Raw records:
-- START --
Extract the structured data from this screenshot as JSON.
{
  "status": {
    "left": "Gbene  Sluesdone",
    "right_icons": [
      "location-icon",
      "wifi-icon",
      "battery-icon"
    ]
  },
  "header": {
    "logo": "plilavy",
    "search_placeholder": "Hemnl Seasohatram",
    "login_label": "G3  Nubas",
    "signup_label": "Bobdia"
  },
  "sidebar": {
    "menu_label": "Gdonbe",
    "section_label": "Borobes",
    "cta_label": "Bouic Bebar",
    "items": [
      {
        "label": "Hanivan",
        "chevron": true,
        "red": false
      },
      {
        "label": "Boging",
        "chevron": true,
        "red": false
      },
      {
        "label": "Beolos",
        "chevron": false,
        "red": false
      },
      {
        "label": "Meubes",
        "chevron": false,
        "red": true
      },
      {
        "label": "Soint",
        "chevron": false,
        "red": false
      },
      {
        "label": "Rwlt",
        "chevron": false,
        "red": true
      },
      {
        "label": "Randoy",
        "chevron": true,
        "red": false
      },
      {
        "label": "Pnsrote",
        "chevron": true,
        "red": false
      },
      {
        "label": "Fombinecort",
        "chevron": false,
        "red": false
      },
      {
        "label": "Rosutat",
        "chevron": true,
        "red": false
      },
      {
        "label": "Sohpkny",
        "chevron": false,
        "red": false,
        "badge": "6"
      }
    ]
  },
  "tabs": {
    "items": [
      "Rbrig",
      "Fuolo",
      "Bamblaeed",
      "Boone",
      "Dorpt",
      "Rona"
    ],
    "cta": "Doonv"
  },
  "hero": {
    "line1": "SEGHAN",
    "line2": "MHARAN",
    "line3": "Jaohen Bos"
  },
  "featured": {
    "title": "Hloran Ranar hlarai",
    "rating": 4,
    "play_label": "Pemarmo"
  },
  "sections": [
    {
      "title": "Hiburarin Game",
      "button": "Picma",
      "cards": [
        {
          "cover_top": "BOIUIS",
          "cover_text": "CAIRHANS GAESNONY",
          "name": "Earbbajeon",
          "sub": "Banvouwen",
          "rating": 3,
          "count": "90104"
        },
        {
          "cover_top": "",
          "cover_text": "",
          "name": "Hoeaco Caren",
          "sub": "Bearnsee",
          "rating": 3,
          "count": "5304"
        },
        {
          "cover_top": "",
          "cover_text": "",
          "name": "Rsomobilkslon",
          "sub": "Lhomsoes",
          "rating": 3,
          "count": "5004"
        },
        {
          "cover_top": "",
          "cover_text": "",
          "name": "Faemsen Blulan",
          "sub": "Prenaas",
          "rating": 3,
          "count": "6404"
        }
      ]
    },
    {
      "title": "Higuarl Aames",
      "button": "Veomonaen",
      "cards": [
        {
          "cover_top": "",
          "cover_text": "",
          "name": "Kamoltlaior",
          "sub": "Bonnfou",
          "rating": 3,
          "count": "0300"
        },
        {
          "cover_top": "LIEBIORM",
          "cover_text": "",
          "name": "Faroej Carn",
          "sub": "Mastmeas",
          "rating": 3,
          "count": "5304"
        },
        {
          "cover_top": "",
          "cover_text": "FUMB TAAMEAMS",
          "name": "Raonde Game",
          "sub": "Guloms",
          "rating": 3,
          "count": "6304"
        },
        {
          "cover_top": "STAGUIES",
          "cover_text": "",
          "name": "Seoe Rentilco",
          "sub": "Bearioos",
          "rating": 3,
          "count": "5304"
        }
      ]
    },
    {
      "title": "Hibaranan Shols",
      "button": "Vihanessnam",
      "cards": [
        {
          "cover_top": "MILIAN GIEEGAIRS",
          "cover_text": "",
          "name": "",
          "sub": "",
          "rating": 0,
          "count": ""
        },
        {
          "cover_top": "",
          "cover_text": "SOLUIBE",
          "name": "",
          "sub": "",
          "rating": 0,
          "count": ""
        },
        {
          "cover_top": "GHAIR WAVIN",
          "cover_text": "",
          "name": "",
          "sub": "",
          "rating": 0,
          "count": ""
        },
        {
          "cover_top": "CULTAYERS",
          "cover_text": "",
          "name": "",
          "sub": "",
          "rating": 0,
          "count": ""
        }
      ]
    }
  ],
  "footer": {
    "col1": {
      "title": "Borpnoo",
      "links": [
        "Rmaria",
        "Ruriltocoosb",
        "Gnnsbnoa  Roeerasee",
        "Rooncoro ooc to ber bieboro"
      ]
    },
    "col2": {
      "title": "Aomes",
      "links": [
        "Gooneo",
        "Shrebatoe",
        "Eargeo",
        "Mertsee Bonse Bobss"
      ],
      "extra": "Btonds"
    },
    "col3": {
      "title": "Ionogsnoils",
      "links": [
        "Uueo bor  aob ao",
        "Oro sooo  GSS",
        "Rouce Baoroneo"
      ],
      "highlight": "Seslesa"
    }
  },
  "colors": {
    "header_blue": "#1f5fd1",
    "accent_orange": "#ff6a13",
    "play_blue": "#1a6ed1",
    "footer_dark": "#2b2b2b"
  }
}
-- END --
> [The exercise] Provide all the records again, word for word.

> [Solved problem]
Extract the structured data from this screenshot as JSON.
{
  "status": {
    "left": "Gbene  Sluesdone",
    "right_icons": [
      "location-icon",
      "wifi-icon",
      "battery-icon"
    ]
  },
  "header": {
    "logo": "plilavy",
    "search_placeholder": "Hemnl Seasohatram",
    "login_label": "G3  Nubas",
    "signup_label": "Bobdia"
  },
  "sidebar": {
    "menu_label": "Gdonbe",
    "section_label": "Borobes",
    "cta_label": "Bouic Bebar",
    "items": [
      {
        "label": "Hanivan",
        "chevron": true,
        "red": false
      },
      {
        "label": "Boging",
        "chevron": true,
        "red": false
      },
      {
        "label": "Beolos",
        "chevron": false,
        "red": false
      },
      {
        "label": "Meubes",
        "chevron": false,
        "red": true
      },
      {
        "label": "Soint",
        "chevron": false,
        "red": false
      },
      {
        "label": "Rwlt",
        "chevron": false,
        "red": true
      },
      {
        "label": "Randoy",
        "chevron": true,
        "red": false
      },
      {
        "label": "Pnsrote",
        "chevron": true,
        "red": false
      },
      {
        "label": "Fombinecort",
        "chevron": false,
        "red": false
      },
      {
        "label": "Rosutat",
        "chevron": true,
        "red": false
      },
      {
        "label": "Sohpkny",
        "chevron": false,
        "red": false,
        "badge": "6"
      }
    ]
  },
  "tabs": {
    "items": [
      "Rbrig",
      "Fuolo",
      "Bamblaeed",
      "Boone",
      "Dorpt",
      "Rona"
    ],
    "cta": "Doonv"
  },
  "hero": {
    "line1": "SEGHAN",
    "line2": "MHARAN",
    "line3": "Jaohen Bos"
  },
  "featured": {
    "title": "Hloran Ranar hlarai",
    "rating": 4,
    "play_label": "Pemarmo"
  },
  "sections": [
    {
      "title": "Hiburarin Game",
      "button": "Picma",
      "cards": [
        {
          "cover_top": "BOIUIS",
          "cover_text": "CAIRHANS GAESNONY",
          "name": "Earbbajeon",
          "sub": "Banvouwen",
          "rating": 3,
          "count": "90104"
        },
        {
          "cover_top": "",
          "cover_text": "",
          "name": "Hoeaco Caren",
          "sub": "Bearnsee",
          "rating": 3,
          "count": "5304"
        },
        {
          "cover_top": "",
          "cover_text": "",
          "name": "Rsomobilkslon",
          "sub": "Lhomsoes",
          "rating": 3,
          "count": "5004"
        },
        {
          "cover_top": "",
          "cover_text": "",
          "name": "Faemsen Blulan",
          "sub": "Prenaas",
          "rating": 3,
          "count": "6404"
        }
      ]
    },
    {
      "title": "Higuarl Aames",
      "button": "Veomonaen",
      "cards": [
        {
          "cover_top": "",
          "cover_text": "",
          "name": "Kamoltlaior",
          "sub": "Bonnfou",
          "rating": 3,
          "count": "0300"
        },
        {
          "cover_top": "LIEBIORM",
          "cover_text": "",
          "name": "Faroej Carn",
          "sub": "Mastmeas",
          "rating": 3,
          "count": "5304"
        },
        {
          "cover_top": "",
          "cover_text": "FUMB TAAMEAMS",
          "name": "Raonde Game",
          "sub": "Guloms",
          "rating": 3,
          "count": "6304"
        },
        {
          "cover_top": "STAGUIES",
          "cover_text": "",
          "name": "Seoe Rentilco",
          "sub": "Bearioos",
          "rating": 3,
          "count": "5304"
        }
      ]
    },
    {
      "title": "Hibaranan Shols",
      "button": "Vihanessnam",
      "cards": [
        {
          "cover_top": "MILIAN GIEEGAIRS",
          "cover_text": "",
          "name": "",
          "sub": "",
          "rating": 0,
          "count": ""
        },
        {
          "cover_top": "",
          "cover_text": "SOLUIBE",
          "name": "",
          "sub": "",
          "rating": 0,
          "count": ""
        },
        {
          "cover_top": "GHAIR WAVIN",
          "cover_text": "",
          "name": "",
          "sub": "",
          "rating": 0,
          "count": ""
        },
        {
          "cover_top": "CULTAYERS",
          "cover_text": "",
          "name": "",
          "sub": "",
          "rating": 0,
          "count": ""
        }
      ]
    }
  ],
  "footer": {
    "col1": {
      "title": "Borpnoo",
      "links": [
        "Rmaria",
        "Ruriltocoosb",
        "Gnnsbnoa  Roeerasee",
        "Rooncoro ooc to ber bieboro"
      ]
    },
    "col2": {
      "title": "Aomes",
      "links": [
        "Gooneo",
        "Shrebatoe",
        "Eargeo",
        "Mertsee Bonse Bobss"
      ],
      "extra": "Btonds"
    },
    "col3": {
      "title": "Ionogsnoils",
      "links": [
        "Uueo bor  aob ao",
        "Oro sooo  GSS",
        "Rouce Baoroneo"
      ],
      "highlight": "Seslesa"
    }
  },
  "colors": {
    "header_blue": "#1f5fd1",
    "accent_orange": "#ff6a13",
    "play_blue": "#1a6ed1",
    "footer_dark": "#2b2b2b"
  }
}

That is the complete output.